• Your objective
Which lines of the entries below contain the string "horizontally"? Locate and copy each one, matching case exactly.

▬▬▬

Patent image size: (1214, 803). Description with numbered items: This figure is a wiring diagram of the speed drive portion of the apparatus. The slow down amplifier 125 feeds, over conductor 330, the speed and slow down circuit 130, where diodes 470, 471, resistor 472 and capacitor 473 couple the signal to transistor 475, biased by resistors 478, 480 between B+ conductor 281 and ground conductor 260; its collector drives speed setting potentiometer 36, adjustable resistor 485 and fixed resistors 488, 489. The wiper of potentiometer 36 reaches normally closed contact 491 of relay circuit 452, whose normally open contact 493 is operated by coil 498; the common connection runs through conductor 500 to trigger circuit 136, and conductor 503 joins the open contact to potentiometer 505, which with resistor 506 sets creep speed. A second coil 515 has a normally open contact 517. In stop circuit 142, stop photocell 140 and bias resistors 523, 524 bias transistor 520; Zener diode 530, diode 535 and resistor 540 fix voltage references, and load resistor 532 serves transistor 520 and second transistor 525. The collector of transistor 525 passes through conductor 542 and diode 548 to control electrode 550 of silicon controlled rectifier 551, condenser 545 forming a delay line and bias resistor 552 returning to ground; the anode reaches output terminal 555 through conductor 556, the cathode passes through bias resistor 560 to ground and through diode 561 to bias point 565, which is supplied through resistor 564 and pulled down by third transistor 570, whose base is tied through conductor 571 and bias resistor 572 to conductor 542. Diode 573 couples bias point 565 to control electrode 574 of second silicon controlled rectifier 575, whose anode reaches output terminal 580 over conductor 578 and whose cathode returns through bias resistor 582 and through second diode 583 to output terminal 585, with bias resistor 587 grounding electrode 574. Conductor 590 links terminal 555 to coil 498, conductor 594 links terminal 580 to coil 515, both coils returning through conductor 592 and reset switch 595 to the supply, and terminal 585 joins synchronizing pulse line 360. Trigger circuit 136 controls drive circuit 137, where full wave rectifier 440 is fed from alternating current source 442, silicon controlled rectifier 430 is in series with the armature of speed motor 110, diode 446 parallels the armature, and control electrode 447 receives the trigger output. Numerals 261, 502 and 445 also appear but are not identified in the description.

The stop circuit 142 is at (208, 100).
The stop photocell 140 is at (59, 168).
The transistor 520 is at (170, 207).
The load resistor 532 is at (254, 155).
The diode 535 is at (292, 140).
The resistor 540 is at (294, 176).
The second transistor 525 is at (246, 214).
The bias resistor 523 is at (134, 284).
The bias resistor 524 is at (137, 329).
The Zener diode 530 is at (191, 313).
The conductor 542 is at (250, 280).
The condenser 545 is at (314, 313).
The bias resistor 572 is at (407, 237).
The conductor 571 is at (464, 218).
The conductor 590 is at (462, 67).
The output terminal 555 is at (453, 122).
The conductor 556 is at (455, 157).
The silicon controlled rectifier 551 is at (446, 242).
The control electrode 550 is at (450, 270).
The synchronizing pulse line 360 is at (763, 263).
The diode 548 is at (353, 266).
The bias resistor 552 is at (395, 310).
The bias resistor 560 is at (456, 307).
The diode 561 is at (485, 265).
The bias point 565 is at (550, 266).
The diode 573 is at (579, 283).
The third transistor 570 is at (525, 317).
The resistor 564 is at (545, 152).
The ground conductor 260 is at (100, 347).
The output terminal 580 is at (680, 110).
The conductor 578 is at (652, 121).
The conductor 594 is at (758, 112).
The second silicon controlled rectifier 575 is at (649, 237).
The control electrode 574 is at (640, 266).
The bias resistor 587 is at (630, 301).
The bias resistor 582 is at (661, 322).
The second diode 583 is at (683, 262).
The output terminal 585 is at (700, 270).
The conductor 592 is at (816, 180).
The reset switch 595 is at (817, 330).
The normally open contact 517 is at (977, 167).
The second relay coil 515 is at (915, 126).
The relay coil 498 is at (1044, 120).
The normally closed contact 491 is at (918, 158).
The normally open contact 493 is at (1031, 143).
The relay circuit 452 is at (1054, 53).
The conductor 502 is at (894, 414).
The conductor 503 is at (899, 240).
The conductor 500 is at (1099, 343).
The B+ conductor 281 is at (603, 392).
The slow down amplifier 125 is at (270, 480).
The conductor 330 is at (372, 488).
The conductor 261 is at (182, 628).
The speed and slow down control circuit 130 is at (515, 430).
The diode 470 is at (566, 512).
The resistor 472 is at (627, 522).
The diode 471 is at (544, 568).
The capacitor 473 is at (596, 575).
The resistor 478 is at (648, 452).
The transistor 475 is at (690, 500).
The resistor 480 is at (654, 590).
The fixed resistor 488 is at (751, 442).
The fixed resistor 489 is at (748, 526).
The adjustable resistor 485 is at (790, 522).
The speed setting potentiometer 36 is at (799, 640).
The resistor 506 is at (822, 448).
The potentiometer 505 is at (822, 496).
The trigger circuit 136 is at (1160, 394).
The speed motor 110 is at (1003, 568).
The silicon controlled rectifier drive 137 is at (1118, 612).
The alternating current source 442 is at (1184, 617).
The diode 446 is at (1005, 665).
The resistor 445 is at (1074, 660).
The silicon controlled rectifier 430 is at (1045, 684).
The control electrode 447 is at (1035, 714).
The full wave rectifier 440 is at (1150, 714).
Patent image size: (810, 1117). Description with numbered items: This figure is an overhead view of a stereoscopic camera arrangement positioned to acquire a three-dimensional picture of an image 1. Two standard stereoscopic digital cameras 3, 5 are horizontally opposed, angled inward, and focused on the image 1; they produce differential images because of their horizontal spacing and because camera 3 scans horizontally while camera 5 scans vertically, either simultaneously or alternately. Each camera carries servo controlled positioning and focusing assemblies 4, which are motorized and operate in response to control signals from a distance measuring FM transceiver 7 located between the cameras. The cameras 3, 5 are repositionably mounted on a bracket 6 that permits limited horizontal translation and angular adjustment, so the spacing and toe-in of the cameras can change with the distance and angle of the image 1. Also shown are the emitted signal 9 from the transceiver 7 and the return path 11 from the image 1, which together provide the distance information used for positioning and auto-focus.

▬▬▬

• Answer for the task
Patent image size: (810, 1117). Description with numbered items: This figure is an overhead view of a stereoscopic camera arrangement positioned to acquire a three-dimensional picture of an image 1. Two standard stereoscopic digital cameras 3, 5 are horizontally opposed, angled inward, and focused on the image 1; they produce differential images because of their horizontal spacing and because camera 3 scans horizontally while camera 5 scans vertically, either simultaneously or alternately. Each camera carries servo controlled positioning and focusing assemblies 4, which are motorized and operate in response to control signals from a distance measuring FM transceiver 7 located between the cameras. The cameras 3, 5 are repositionably mounted on a bracket 6 that permits limited horizontal translation and angular adjustment, so the spacing and toe-in of the cameras can change with the distance and angle of the image 1. Also shown are the emitted signal 9 from the transceiver 7 and the return path 11 from the image 1, which together provide the distance information used for positioning and auto-focus.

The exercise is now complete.